Information shown:
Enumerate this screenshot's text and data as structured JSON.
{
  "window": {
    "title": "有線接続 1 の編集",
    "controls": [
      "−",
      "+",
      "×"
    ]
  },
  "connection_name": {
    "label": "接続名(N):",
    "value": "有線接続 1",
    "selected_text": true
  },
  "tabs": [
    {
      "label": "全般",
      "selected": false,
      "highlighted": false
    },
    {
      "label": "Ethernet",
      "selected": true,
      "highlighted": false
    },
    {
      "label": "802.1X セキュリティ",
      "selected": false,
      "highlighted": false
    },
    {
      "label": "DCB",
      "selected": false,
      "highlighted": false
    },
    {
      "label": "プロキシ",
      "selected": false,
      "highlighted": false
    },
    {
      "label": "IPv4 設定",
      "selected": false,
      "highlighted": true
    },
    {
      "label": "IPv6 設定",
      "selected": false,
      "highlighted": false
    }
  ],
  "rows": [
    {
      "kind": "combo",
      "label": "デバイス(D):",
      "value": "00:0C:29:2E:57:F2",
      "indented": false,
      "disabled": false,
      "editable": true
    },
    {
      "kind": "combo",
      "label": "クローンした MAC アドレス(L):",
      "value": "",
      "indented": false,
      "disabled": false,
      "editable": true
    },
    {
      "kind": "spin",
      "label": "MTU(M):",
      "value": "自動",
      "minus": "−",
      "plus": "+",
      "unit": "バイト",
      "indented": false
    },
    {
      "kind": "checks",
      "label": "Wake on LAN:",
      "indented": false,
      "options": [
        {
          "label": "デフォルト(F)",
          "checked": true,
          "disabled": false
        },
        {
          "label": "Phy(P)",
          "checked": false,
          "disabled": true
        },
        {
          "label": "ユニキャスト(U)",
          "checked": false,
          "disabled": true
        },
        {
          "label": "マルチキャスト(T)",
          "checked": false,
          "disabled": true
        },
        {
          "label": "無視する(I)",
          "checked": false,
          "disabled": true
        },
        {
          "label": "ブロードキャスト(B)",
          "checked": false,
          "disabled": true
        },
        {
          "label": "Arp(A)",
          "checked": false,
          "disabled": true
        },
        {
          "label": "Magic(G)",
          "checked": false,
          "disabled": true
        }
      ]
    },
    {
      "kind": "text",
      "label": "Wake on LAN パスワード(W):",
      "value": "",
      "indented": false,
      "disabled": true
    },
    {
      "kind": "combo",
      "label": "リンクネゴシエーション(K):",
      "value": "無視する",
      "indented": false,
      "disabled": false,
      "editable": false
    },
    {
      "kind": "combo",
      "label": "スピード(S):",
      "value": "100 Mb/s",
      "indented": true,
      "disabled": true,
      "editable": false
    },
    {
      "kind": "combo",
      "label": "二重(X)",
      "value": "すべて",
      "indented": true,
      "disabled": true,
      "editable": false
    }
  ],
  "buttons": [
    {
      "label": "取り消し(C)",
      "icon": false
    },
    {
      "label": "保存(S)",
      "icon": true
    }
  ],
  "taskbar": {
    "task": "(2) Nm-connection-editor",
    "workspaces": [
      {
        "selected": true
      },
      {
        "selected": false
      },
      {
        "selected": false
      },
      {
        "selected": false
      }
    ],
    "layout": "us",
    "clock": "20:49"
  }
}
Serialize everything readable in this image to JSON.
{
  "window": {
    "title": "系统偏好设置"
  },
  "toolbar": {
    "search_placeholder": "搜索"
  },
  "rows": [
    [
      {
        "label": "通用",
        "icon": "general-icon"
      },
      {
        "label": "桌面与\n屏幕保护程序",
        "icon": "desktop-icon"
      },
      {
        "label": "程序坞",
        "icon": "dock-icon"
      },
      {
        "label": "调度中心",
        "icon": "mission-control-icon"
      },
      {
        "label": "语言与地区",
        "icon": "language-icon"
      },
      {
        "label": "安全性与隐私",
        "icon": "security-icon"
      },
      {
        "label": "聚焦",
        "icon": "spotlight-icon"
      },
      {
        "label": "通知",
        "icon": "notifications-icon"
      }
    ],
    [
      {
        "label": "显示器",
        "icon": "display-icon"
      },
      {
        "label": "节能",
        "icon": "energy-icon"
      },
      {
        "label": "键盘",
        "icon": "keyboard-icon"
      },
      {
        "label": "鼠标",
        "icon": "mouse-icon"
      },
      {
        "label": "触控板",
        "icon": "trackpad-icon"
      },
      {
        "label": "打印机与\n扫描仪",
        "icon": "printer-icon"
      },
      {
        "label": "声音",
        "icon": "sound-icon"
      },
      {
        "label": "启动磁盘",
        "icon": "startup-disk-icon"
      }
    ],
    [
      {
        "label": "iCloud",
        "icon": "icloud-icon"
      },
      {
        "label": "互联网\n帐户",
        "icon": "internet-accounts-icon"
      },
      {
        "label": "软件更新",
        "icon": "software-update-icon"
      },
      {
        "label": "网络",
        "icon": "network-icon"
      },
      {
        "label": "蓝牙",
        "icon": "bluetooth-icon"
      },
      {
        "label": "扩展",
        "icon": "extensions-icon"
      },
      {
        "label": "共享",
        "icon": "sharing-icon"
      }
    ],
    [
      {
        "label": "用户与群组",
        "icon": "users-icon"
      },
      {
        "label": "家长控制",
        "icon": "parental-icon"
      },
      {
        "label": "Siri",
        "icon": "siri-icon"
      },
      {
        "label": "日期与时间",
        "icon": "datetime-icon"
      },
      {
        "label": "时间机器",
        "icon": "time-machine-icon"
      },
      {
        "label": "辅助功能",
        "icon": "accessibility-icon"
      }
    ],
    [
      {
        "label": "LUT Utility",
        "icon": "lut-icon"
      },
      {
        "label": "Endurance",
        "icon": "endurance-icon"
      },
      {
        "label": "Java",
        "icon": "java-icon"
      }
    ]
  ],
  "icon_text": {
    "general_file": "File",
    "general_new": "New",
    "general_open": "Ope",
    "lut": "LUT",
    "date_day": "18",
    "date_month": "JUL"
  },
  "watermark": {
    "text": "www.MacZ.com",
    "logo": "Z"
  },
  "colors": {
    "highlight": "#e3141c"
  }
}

Problem to work on:
Retype the material in full. Each word must match.

Complete response:
Enumerate this screenshot's text and data as structured JSON.
{
  "window": {
    "title": "有線接続 1 の編集",
    "controls": [
      "−",
      "+",
      "×"
    ]
  },
  "connection_name": {
    "label": "接続名(N):",
    "value": "有線接続 1",
    "selected_text": true
  },
  "tabs": [
    {
      "label": "全般",
      "selected": false,
      "highlighted": false
    },
    {
      "label": "Ethernet",
      "selected": true,
      "highlighted": false
    },
    {
      "label": "802.1X セキュリティ",
      "selected": false,
      "highlighted": false
    },
    {
      "label": "DCB",
      "selected": false,
      "highlighted": false
    },
    {
      "label": "プロキシ",
      "selected": false,
      "highlighted": false
    },
    {
      "label": "IPv4 設定",
      "selected": false,
      "highlighted": true
    },
    {
      "label": "IPv6 設定",
      "selected": false,
      "highlighted": false
    }
  ],
  "rows": [
    {
      "kind": "combo",
      "label": "デバイス(D):",
      "value": "00:0C:29:2E:57:F2",
      "indented": false,
      "disabled": false,
      "editable": true
    },
    {
      "kind": "combo",
      "label": "クローンした MAC アドレス(L):",
      "value": "",
      "indented": false,
      "disabled": false,
      "editable": true
    },
    {
      "kind": "spin",
      "label": "MTU(M):",
      "value": "自動",
      "minus": "−",
      "plus": "+",
      "unit": "バイト",
      "indented": false
    },
    {
      "kind": "checks",
      "label": "Wake on LAN:",
      "indented": false,
      "options": [
        {
          "label": "デフォルト(F)",
          "checked": true,
          "disabled": false
        },
        {
          "label": "Phy(P)",
          "checked": false,
          "disabled": true
        },
        {
          "label": "ユニキャスト(U)",
          "checked": false,
          "disabled": true
        },
        {
          "label": "マルチキャスト(T)",
          "checked": false,
          "disabled": true
        },
        {
          "label": "無視する(I)",
          "checked": false,
          "disabled": true
        },
        {
          "label": "ブロードキャスト(B)",
          "checked": false,
          "disabled": true
        },
        {
          "label": "Arp(A)",
          "checked": false,
          "disabled": true
        },
        {
          "label": "Magic(G)",
          "checked": false,
          "disabled": true
        }
      ]
    },
    {
      "kind": "text",
      "label": "Wake on LAN パスワード(W):",
      "value": "",
      "indented": false,
      "disabled": true
    },
    {
      "kind": "combo",
      "label": "リンクネゴシエーション(K):",
      "value": "無視する",
      "indented": false,
      "disabled": false,
      "editable": false
    },
    {
      "kind": "combo",
      "label": "スピード(S):",
      "value": "100 Mb/s",
      "indented": true,
      "disabled": true,
      "editable": false
    },
    {
      "kind": "combo",
      "label": "二重(X)",
      "value": "すべて",
      "indented": true,
      "disabled": true,
      "editable": false
    }
  ],
  "buttons": [
    {
      "label": "取り消し(C)",
      "icon": false
    },
    {
      "label": "保存(S)",
      "icon": true
    }
  ],
  "taskbar": {
    "task": "(2) Nm-connection-editor",
    "workspaces": [
      {
        "selected": true
      },
      {
        "selected": false
      },
      {
        "selected": false
      },
      {
        "selected": false
      }
    ],
    "layout": "us",
    "clock": "20:49"
  }
}
Serialize everything readable in this image to JSON.
{
  "window": {
    "title": "系统偏好设置"
  },
  "toolbar": {
    "search_placeholder": "搜索"
  },
  "rows": [
    [
      {
        "label": "通用",
        "icon": "general-icon"
      },
      {
        "label": "桌面与\n屏幕保护程序",
        "icon": "desktop-icon"
      },
      {
        "label": "程序坞",
        "icon": "dock-icon"
      },
      {
        "label": "调度中心",
        "icon": "mission-control-icon"
      },
      {
        "label": "语言与地区",
        "icon": "language-icon"
      },
      {
        "label": "安全性与隐私",
        "icon": "security-icon"
      },
      {
        "label": "聚焦",
        "icon": "spotlight-icon"
      },
      {
        "label": "通知",
        "icon": "notifications-icon"
      }
    ],
    [
      {
        "label": "显示器",
        "icon": "display-icon"
      },
      {
        "label": "节能",
        "icon": "energy-icon"
      },
      {
        "label": "键盘",
        "icon": "keyboard-icon"
      },
      {
        "label": "鼠标",
        "icon": "mouse-icon"
      },
      {
        "label": "触控板",
        "icon": "trackpad-icon"
      },
      {
        "label": "打印机与\n扫描仪",
        "icon": "printer-icon"
      },
      {
        "label": "声音",
        "icon": "sound-icon"
      },
      {
        "label": "启动磁盘",
        "icon": "startup-disk-icon"
      }
    ],
    [
      {
        "label": "iCloud",
        "icon": "icloud-icon"
      },
      {
        "label": "互联网\n帐户",
        "icon": "internet-accounts-icon"
      },
      {
        "label": "软件更新",
        "icon": "software-update-icon"
      },
      {
        "label": "网络",
        "icon": "network-icon"
      },
      {
        "label": "蓝牙",
        "icon": "bluetooth-icon"
      },
      {
        "label": "扩展",
        "icon": "extensions-icon"
      },
      {
        "label": "共享",
        "icon": "sharing-icon"
      }
    ],
    [
      {
        "label": "用户与群组",
        "icon": "users-icon"
      },
      {
        "label": "家长控制",
        "icon": "parental-icon"
      },
      {
        "label": "Siri",
        "icon": "siri-icon"
      },
      {
        "label": "日期与时间",
        "icon": "datetime-icon"
      },
      {
        "label": "时间机器",
        "icon": "time-machine-icon"
      },
      {
        "label": "辅助功能",
        "icon": "accessibility-icon"
      }
    ],
    [
      {
        "label": "LUT Utility",
        "icon": "lut-icon"
      },
      {
        "label": "Endurance",
        "icon": "endurance-icon"
      },
      {
        "label": "Java",
        "icon": "java-icon"
      }
    ]
  ],
  "icon_text": {
    "general_file": "File",
    "general_new": "New",
    "general_open": "Ope",
    "lut": "LUT",
    "date_day": "18",
    "date_month": "JUL"
  },
  "watermark": {
    "text": "www.MacZ.com",
    "logo": "Z"
  },
  "colors": {
    "highlight": "#e3141c"
  }
}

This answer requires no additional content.